Dataset entries:
++++++++
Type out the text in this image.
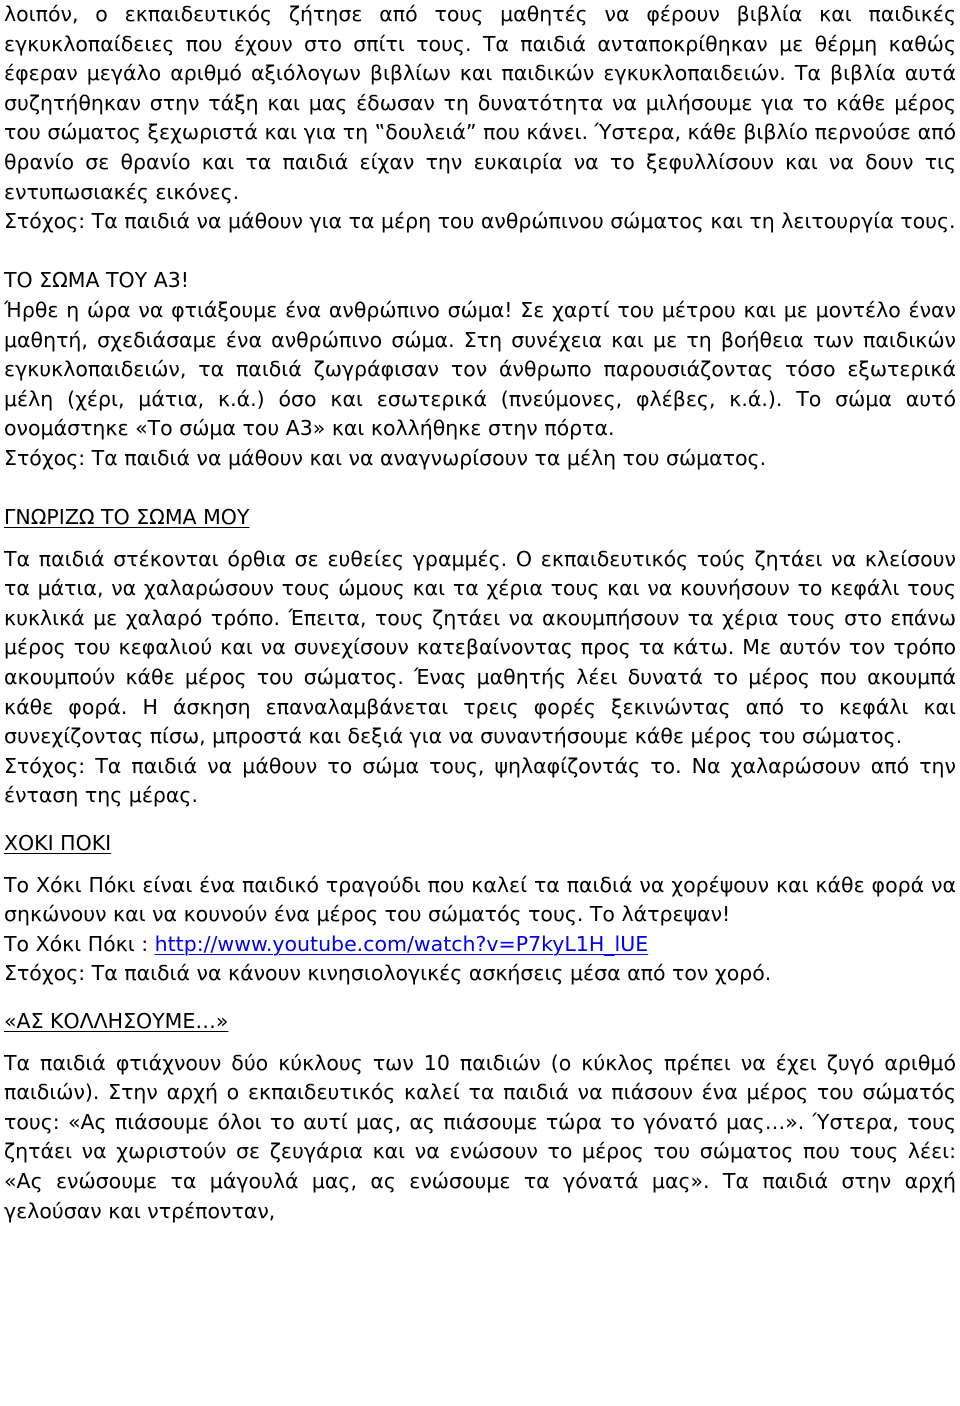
λοιπόν, ο εκπαιδευτικός ζήτησε από τους μαθητές να φέρουν βιβλία και παιδικές εγκυκλοπαίδειες που έχουν στο σπίτι τους. Τα παιδιά ανταποκρίθηκαν με θέρμη καθώς έφεραν μεγάλο αριθμό αξιόλογων βιβλίων και παιδικών εγκυκλοπαιδειών. Τα βιβλία αυτά συζητήθηκαν στην τάξη και μας έδωσαν τη δυνατότητα να μιλήσουμε για το κάθε μέρος του σώματος ξεχωριστά και για τη ‟δουλειά” που κάνει. Ύστερα, κάθε βιβλίο περνούσε από θρανίο σε θρανίο και τα παιδιά είχαν την ευκαιρία να το ξεφυλλίσουν και να δουν τις εντυπωσιακές εικόνες.

Στόχος: Τα παιδιά να μάθουν για τα μέρη του ανθρώπινου σώματος και τη λειτουργία τους.

ΤΟ ΣΩΜΑ ΤΟΥ Α3!

Ήρθε η ώρα να φτιάξουμε ένα ανθρώπινο σώμα! Σε χαρτί του μέτρου και με μοντέλο έναν μαθητή, σχεδιάσαμε ένα ανθρώπινο σώμα. Στη συνέχεια και με τη βοήθεια των παιδικών εγκυκλοπαιδειών, τα παιδιά ζωγράφισαν τον άνθρωπο παρουσιάζοντας τόσο εξωτερικά μέλη (χέρι, μάτια, κ.ά.) όσο και εσωτερικά (πνεύμονες, φλέβες, κ.ά.). Το σώμα αυτό ονομάστηκε «Το σώμα του Α3» και κολλήθηκε στην πόρτα.

Στόχος: Τα παιδιά να μάθουν και να αναγνωρίσουν τα μέλη του σώματος.

ΓΝΩΡΙΖΩ ΤΟ ΣΩΜΑ ΜΟΥ

Τα παιδιά στέκονται όρθια σε ευθείες γραμμές. Ο εκπαιδευτικός τούς ζητάει να κλείσουν τα μάτια, να χαλαρώσουν τους ώμους και τα χέρια τους και να κουνήσουν το κεφάλι τους κυκλικά με χαλαρό τρόπο. Έπειτα, τους ζητάει να ακουμπήσουν τα χέρια τους στο επάνω μέρος του κεφαλιού και να συνεχίσουν κατεβαίνοντας προς τα κάτω. Με αυτόν τον τρόπο ακουμπούν κάθε μέρος του σώματος. Ένας μαθητής λέει δυνατά το μέρος που ακουμπά κάθε φορά. Η άσκηση επαναλαμβάνεται τρεις φορές ξεκινώντας από το κεφάλι και συνεχίζοντας πίσω, μπροστά και δεξιά για να συναντήσουμε κάθε μέρος του σώματος.

Στόχος: Τα παιδιά να μάθουν το σώμα τους, ψηλαφίζοντάς το. Να χαλαρώσουν από την ένταση της μέρας.

ΧΟΚΙ ΠΟΚΙ

Το Χόκι Πόκι είναι ένα παιδικό τραγούδι που καλεί τα παιδιά να χορέψουν και κάθε φορά να σηκώνουν και να κουνούν ένα μέρος του σώματός τους. Το λάτρεψαν!

Το Χόκι Πόκι : http://www.youtube.com/watch?v=P7kyL1H_lUE

Στόχος: Τα παιδιά να κάνουν κινησιολογικές ασκήσεις μέσα από τον χορό.

«ΑΣ ΚΟΛΛΗΣΟΥΜΕ…»

Τα παιδιά φτιάχνουν δύο κύκλους των 10 παιδιών (ο κύκλος πρέπει να έχει ζυγό αριθμό παιδιών). Στην αρχή ο εκπαιδευτικός καλεί τα παιδιά να πιάσουν ένα μέρος του σώματός τους: «Ας πιάσουμε όλοι το αυτί μας, ας πιάσουμε τώρα το γόνατό μας…». Ύστερα, τους ζητάει να χωριστούν σε ζευγάρια και να ενώσουν το μέρος του σώματος που τους λέει: «Ας ενώσουμε τα μάγουλά μας, ας ενώσουμε τα γόνατά μας». Τα παιδιά στην αρχή γελούσαν και ντρέπονταν,
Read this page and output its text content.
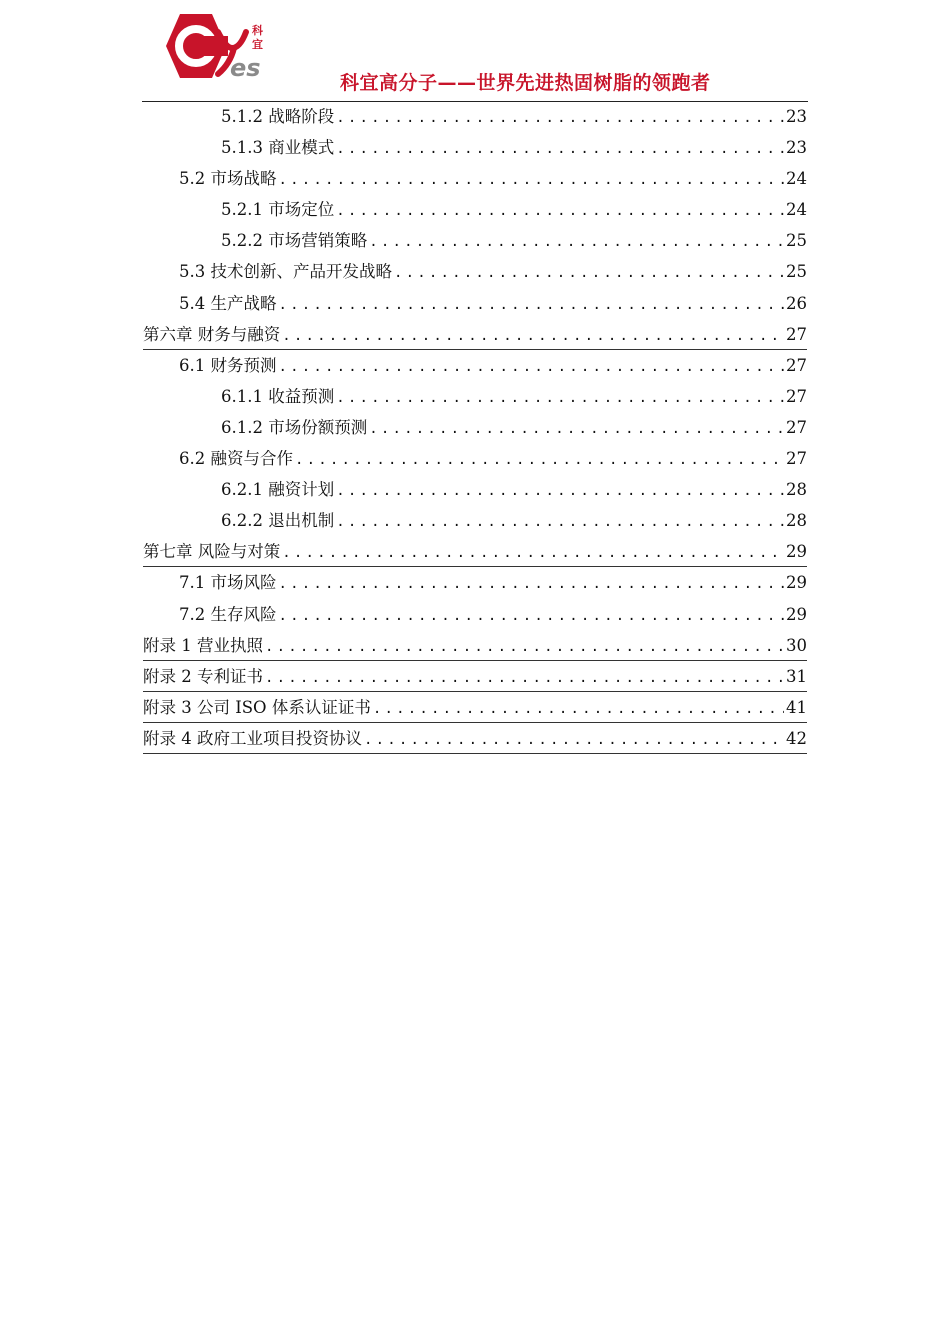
es
科
宜
科宜高分子——世界先进热固树脂的领跑者
5.1.2 战略阶段 .....	23
5.1.3 商业模式 .....	23
5.2 市场战略 .....	24
5.2.1 市场定位 .....	24
5.2.2 市场营销策略 .....	25
5.3 技术创新、产品开发战略 .....	25
5.4 生产战略 .....	26
第六章 财务与融资 .....	27
6.1 财务预测 .....	27
6.1.1 收益预测 .....	27
6.1.2 市场份额预测 .....	27
6.2 融资与合作 .....	27
6.2.1 融资计划 .....	28
6.2.2 退出机制 .....	28
第七章 风险与对策 .....	29
7.1 市场风险 .....	29
7.2 生存风险 .....	29
附录 1 营业执照 .....	30
附录 2 专利证书 .....	31
附录 3 公司 ISO 体系认证证书 .....	41
附录 4 政府工业项目投资协议 .....	42
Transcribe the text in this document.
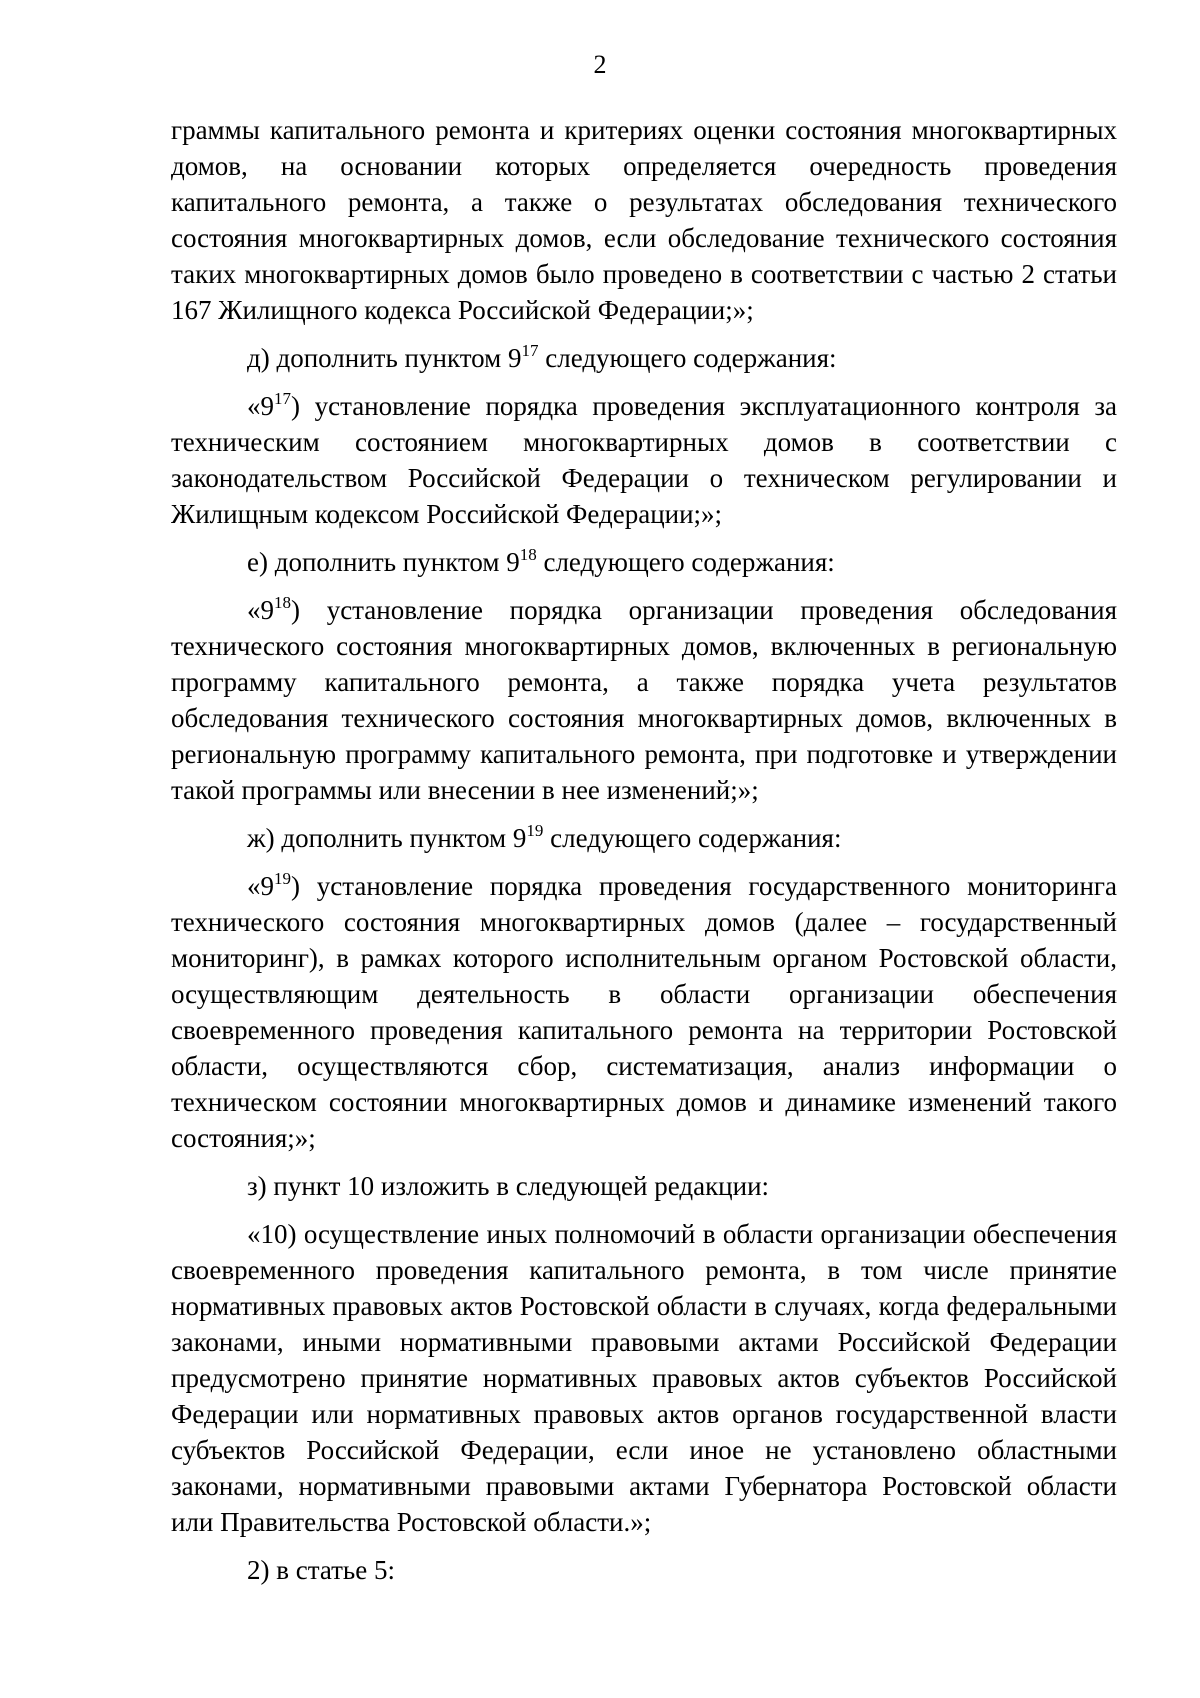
2

граммы капитального ремонта и критериях оценки состояния многоквартирных домов, на основании которых определяется очередность проведения капитального ремонта, а также о результатах обследования технического состояния многоквартирных домов, если обследование технического состояния таких многоквартирных домов было проведено в соответствии с частью 2 статьи 167 Жилищного кодекса Российской Федерации;»;

д) дополнить пунктом $9^{17}$ следующего содержания:

«$9^{17}$) установление порядка проведения эксплуатационного контроля за техническим состоянием многоквартирных домов в соответствии с законодательством Российской Федерации о техническом регулировании и Жилищным кодексом Российской Федерации;»;

е) дополнить пунктом $9^{18}$ следующего содержания:

«$9^{18}$) установление порядка организации проведения обследования технического состояния многоквартирных домов, включенных в региональную программу капитального ремонта, а также порядка учета результатов обследования технического состояния многоквартирных домов, включенных в региональную программу капитального ремонта, при подготовке и утверждении такой программы или внесении в нее изменений;»;

ж) дополнить пунктом $9^{19}$ следующего содержания:

«$9^{19}$) установление порядка проведения государственного мониторинга технического состояния многоквартирных домов (далее – государственный мониторинг), в рамках которого исполнительным органом Ростовской области, осуществляющим деятельность в области организации обеспечения своевременного проведения капитального ремонта на территории Ростовской области, осуществляются сбор, систематизация, анализ информации о техническом состоянии многоквартирных домов и динамике изменений такого состояния;»;

з) пункт 10 изложить в следующей редакции:

«10) осуществление иных полномочий в области организации обеспечения своевременного проведения капитального ремонта, в том числе принятие нормативных правовых актов Ростовской области в случаях, когда федеральными законами, иными нормативными правовыми актами Российской Федерации предусмотрено принятие нормативных правовых актов субъектов Российской Федерации или нормативных правовых актов органов государственной власти субъектов Российской Федерации, если иное не установлено областными законами, нормативными правовыми актами Губернатора Ростовской области или Правительства Ростовской области.»;

2) в статье 5:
++++++++
Set task: Leaving the pictures aside, transcribe the entire listing exactly.

Problem solution:
Type out the text in this image.
λοιπόν, ο εκπαιδευτικός ζήτησε από τους μαθητές να φέρουν βιβλία και παιδικές εγκυκλοπαίδειες που έχουν στο σπίτι τους. Τα παιδιά ανταποκρίθηκαν με θέρμη καθώς έφεραν μεγάλο αριθμό αξιόλογων βιβλίων και παιδικών εγκυκλοπαιδειών. Τα βιβλία αυτά συζητήθηκαν στην τάξη και μας έδωσαν τη δυνατότητα να μιλήσουμε για το κάθε μέρος του σώματος ξεχωριστά και για τη ‟δουλειά” που κάνει. Ύστερα, κάθε βιβλίο περνούσε από θρανίο σε θρανίο και τα παιδιά είχαν την ευκαιρία να το ξεφυλλίσουν και να δουν τις εντυπωσιακές εικόνες.

Στόχος: Τα παιδιά να μάθουν για τα μέρη του ανθρώπινου σώματος και τη λειτουργία τους.

ΤΟ ΣΩΜΑ ΤΟΥ Α3!

Ήρθε η ώρα να φτιάξουμε ένα ανθρώπινο σώμα! Σε χαρτί του μέτρου και με μοντέλο έναν μαθητή, σχεδιάσαμε ένα ανθρώπινο σώμα. Στη συνέχεια και με τη βοήθεια των παιδικών εγκυκλοπαιδειών, τα παιδιά ζωγράφισαν τον άνθρωπο παρουσιάζοντας τόσο εξωτερικά μέλη (χέρι, μάτια, κ.ά.) όσο και εσωτερικά (πνεύμονες, φλέβες, κ.ά.). Το σώμα αυτό ονομάστηκε «Το σώμα του Α3» και κολλήθηκε στην πόρτα.

Στόχος: Τα παιδιά να μάθουν και να αναγνωρίσουν τα μέλη του σώματος.

ΓΝΩΡΙΖΩ ΤΟ ΣΩΜΑ ΜΟΥ

Τα παιδιά στέκονται όρθια σε ευθείες γραμμές. Ο εκπαιδευτικός τούς ζητάει να κλείσουν τα μάτια, να χαλαρώσουν τους ώμους και τα χέρια τους και να κουνήσουν το κεφάλι τους κυκλικά με χαλαρό τρόπο. Έπειτα, τους ζητάει να ακουμπήσουν τα χέρια τους στο επάνω μέρος του κεφαλιού και να συνεχίσουν κατεβαίνοντας προς τα κάτω. Με αυτόν τον τρόπο ακουμπούν κάθε μέρος του σώματος. Ένας μαθητής λέει δυνατά το μέρος που ακουμπά κάθε φορά. Η άσκηση επαναλαμβάνεται τρεις φορές ξεκινώντας από το κεφάλι και συνεχίζοντας πίσω, μπροστά και δεξιά για να συναντήσουμε κάθε μέρος του σώματος.

Στόχος: Τα παιδιά να μάθουν το σώμα τους, ψηλαφίζοντάς το. Να χαλαρώσουν από την ένταση της μέρας.

ΧΟΚΙ ΠΟΚΙ

Το Χόκι Πόκι είναι ένα παιδικό τραγούδι που καλεί τα παιδιά να χορέψουν και κάθε φορά να σηκώνουν και να κουνούν ένα μέρος του σώματός τους. Το λάτρεψαν!

Το Χόκι Πόκι : http://www.youtube.com/watch?v=P7kyL1H_lUE

Στόχος: Τα παιδιά να κάνουν κινησιολογικές ασκήσεις μέσα από τον χορό.

«ΑΣ ΚΟΛΛΗΣΟΥΜΕ…»

Τα παιδιά φτιάχνουν δύο κύκλους των 10 παιδιών (ο κύκλος πρέπει να έχει ζυγό αριθμό παιδιών). Στην αρχή ο εκπαιδευτικός καλεί τα παιδιά να πιάσουν ένα μέρος του σώματός τους: «Ας πιάσουμε όλοι το αυτί μας, ας πιάσουμε τώρα το γόνατό μας…». Ύστερα, τους ζητάει να χωριστούν σε ζευγάρια και να ενώσουν το μέρος του σώματος που τους λέει: «Ας ενώσουμε τα μάγουλά μας, ας ενώσουμε τα γόνατά μας». Τα παιδιά στην αρχή γελούσαν και ντρέπονταν,
Read this page and output its text content.
es
科
宜
科宜高分子——世界先进热固树脂的领跑者
5.1.2 战略阶段 .....	23
5.1.3 商业模式 .....	23
5.2 市场战略 .....	24
5.2.1 市场定位 .....	24
5.2.2 市场营销策略 .....	25
5.3 技术创新、产品开发战略 .....	25
5.4 生产战略 .....	26
第六章 财务与融资 .....	27
6.1 财务预测 .....	27
6.1.1 收益预测 .....	27
6.1.2 市场份额预测 .....	27
6.2 融资与合作 .....	27
6.2.1 融资计划 .....	28
6.2.2 退出机制 .....	28
第七章 风险与对策 .....	29
7.1 市场风险 .....	29
7.2 生存风险 .....	29
附录 1 营业执照 .....	30
附录 2 专利证书 .....	31
附录 3 公司 ISO 体系认证证书 .....	41
附录 4 政府工业项目投资协议 .....	42
Transcribe the text in this document.
2

граммы капитального ремонта и критериях оценки состояния многоквартирных домов, на основании которых определяется очередность проведения капитального ремонта, а также о результатах обследования технического состояния многоквартирных домов, если обследование технического состояния таких многоквартирных домов было проведено в соответствии с частью 2 статьи 167 Жилищного кодекса Российской Федерации;»;

д) дополнить пунктом $9^{17}$ следующего содержания:

«$9^{17}$) установление порядка проведения эксплуатационного контроля за техническим состоянием многоквартирных домов в соответствии с законодательством Российской Федерации о техническом регулировании и Жилищным кодексом Российской Федерации;»;

е) дополнить пунктом $9^{18}$ следующего содержания:

«$9^{18}$) установление порядка организации проведения обследования технического состояния многоквартирных домов, включенных в региональную программу капитального ремонта, а также порядка учета результатов обследования технического состояния многоквартирных домов, включенных в региональную программу капитального ремонта, при подготовке и утверждении такой программы или внесении в нее изменений;»;

ж) дополнить пунктом $9^{19}$ следующего содержания:

«$9^{19}$) установление порядка проведения государственного мониторинга технического состояния многоквартирных домов (далее – государственный мониторинг), в рамках которого исполнительным органом Ростовской области, осуществляющим деятельность в области организации обеспечения своевременного проведения капитального ремонта на территории Ростовской области, осуществляются сбор, систематизация, анализ информации о техническом состоянии многоквартирных домов и динамике изменений такого состояния;»;

з) пункт 10 изложить в следующей редакции:

«10) осуществление иных полномочий в области организации обеспечения своевременного проведения капитального ремонта, в том числе принятие нормативных правовых актов Ростовской области в случаях, когда федеральными законами, иными нормативными правовыми актами Российской Федерации предусмотрено принятие нормативных правовых актов субъектов Российской Федерации или нормативных правовых актов органов государственной власти субъектов Российской Федерации, если иное не установлено областными законами, нормативными правовыми актами Губернатора Ростовской области или Правительства Ростовской области.»;

2) в статье 5:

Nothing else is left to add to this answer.